Dataset records:

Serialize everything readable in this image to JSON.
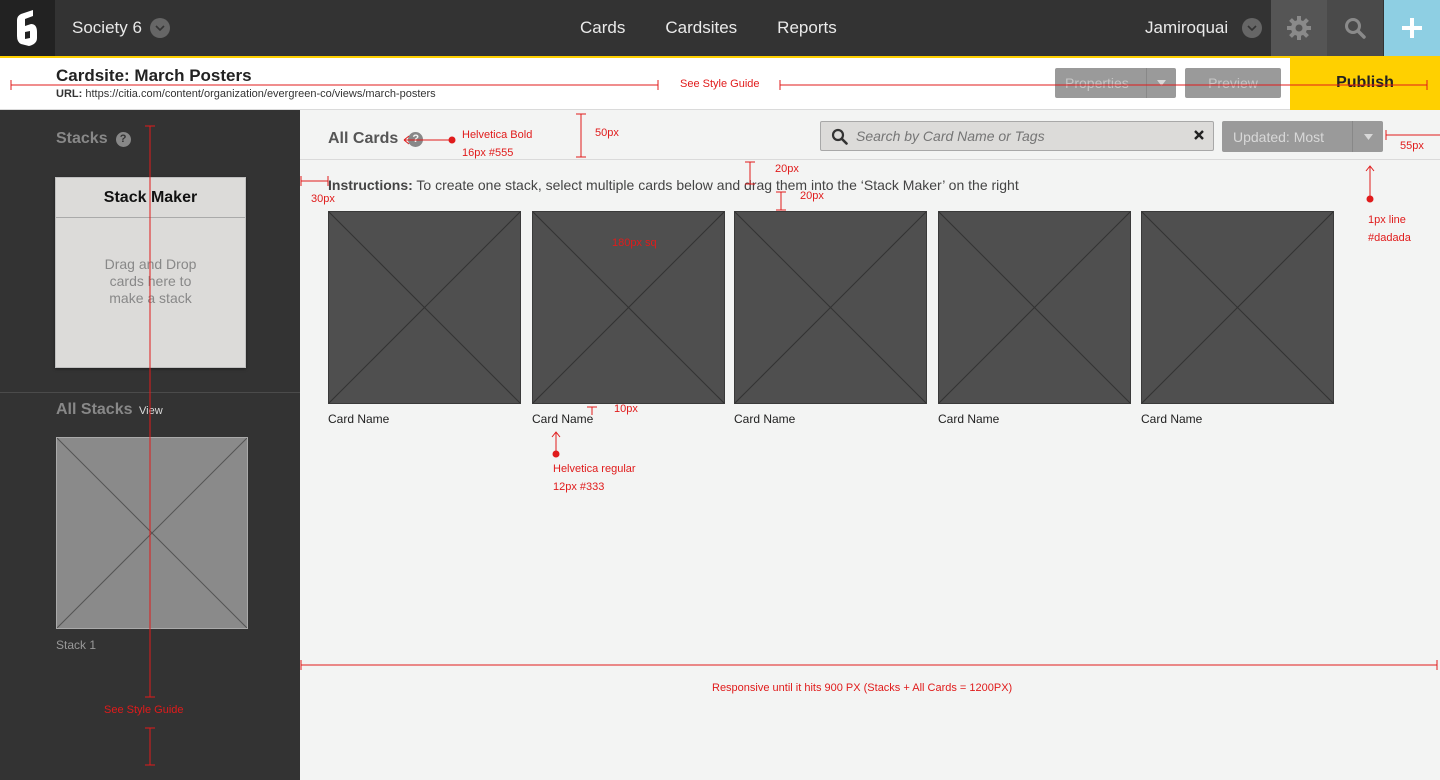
{
  "nav": {
    "org": "Society 6",
    "links": [
      "Cards",
      "Cardsites",
      "Reports"
    ],
    "user": "Jamiroquai"
  },
  "header": {
    "title": "Cardsite: March Posters",
    "url_label": "URL:",
    "url": "https://citia.com/content/organization/evergreen-co/views/march-posters",
    "properties_label": "Properties",
    "preview_label": "Preview",
    "publish_label": "Publish"
  },
  "sidebar": {
    "stacks_title": "Stacks",
    "help": "?",
    "stack_maker_title": "Stack Maker",
    "stack_maker_hint": "Drag and Drop cards here to make a stack",
    "all_stacks_title": "All Stacks",
    "view_label": "View",
    "stacks": [
      {
        "name": "Stack 1"
      }
    ]
  },
  "main": {
    "title": "All Cards",
    "help": "?",
    "search_placeholder": "Search by Card Name or Tags",
    "sort_label": "Updated: Most",
    "instructions_label": "Instructions:",
    "instructions_text": " To create one stack, select multiple cards below and drag them into the ‘Stack Maker’ on the right",
    "cards": [
      {
        "name": "Card Name"
      },
      {
        "name": "Card Name"
      },
      {
        "name": "Card Name"
      },
      {
        "name": "Card Name"
      },
      {
        "name": "Card Name"
      }
    ]
  },
  "annotations": {
    "style_guide_top": "See Style Guide",
    "helvetica_bold_1": "Helvetica Bold",
    "helvetica_bold_2": "16px #555",
    "px50": "50px",
    "px20a": "20px",
    "px20b": "20px",
    "px30": "30px",
    "px55": "55px",
    "line1": "1px line",
    "line2": "#dadada",
    "sq": "180px sq",
    "px10": "10px",
    "helvetica_reg_1": "Helvetica regular",
    "helvetica_reg_2": "12px #333",
    "responsive": "Responsive until it hits 900 PX (Stacks + All Cards = 1200PX)",
    "style_guide_side": "See Style Guide"
  },
  "colors": {
    "nav_bg": "#333333",
    "accent_yellow": "#ffd000",
    "plus_blue": "#8ecfe3",
    "annotation_red": "#e01b1b",
    "card_grey": "#4f4f4f",
    "line": "#dadada"
  },
  "icons": [
    "logo-icon",
    "chevron-down-icon",
    "gear-icon",
    "search-icon",
    "plus-icon",
    "help-icon",
    "close-icon",
    "caret-down-icon"
  ]
}
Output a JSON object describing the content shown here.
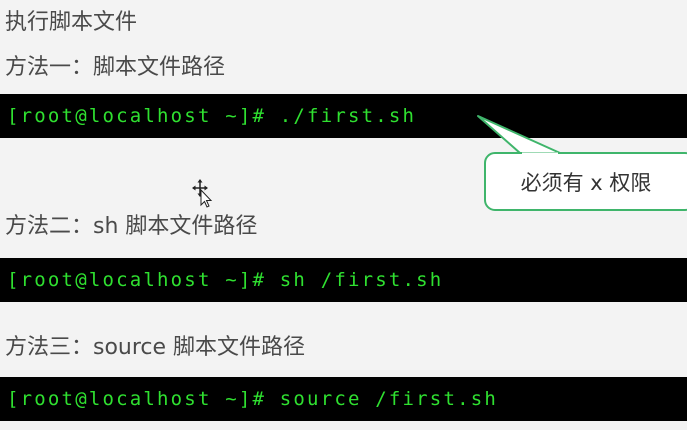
{
  "heading": "执行脚本文件",
  "methods": [
    {
      "label": "方法一：脚本文件路径",
      "command": "[root@localhost ~]# ./first.sh"
    },
    {
      "label": "方法二：sh  脚本文件路径",
      "command": "[root@localhost ~]# sh /first.sh"
    },
    {
      "label": "方法三：source  脚本文件路径",
      "command": "[root@localhost ~]# source /first.sh"
    }
  ],
  "callout": {
    "text": "必须有 x 权限",
    "border_color": "#3fb56b"
  },
  "colors": {
    "terminal_bg": "#000000",
    "terminal_text": "#2fe030",
    "page_bg": "#f3f3f3"
  },
  "icons": {
    "cursor": "move-cursor-icon"
  }
}
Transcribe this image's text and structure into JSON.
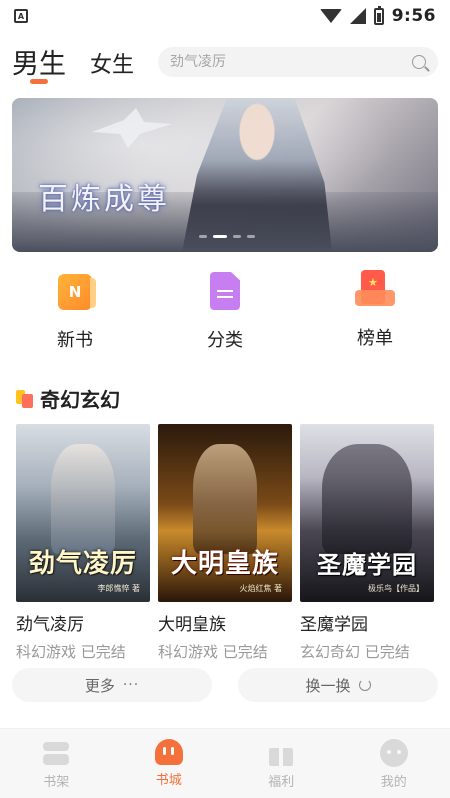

## Given exercise
Determine how many lines in the records contain "image", and reply with the number only.

## Expected answer
2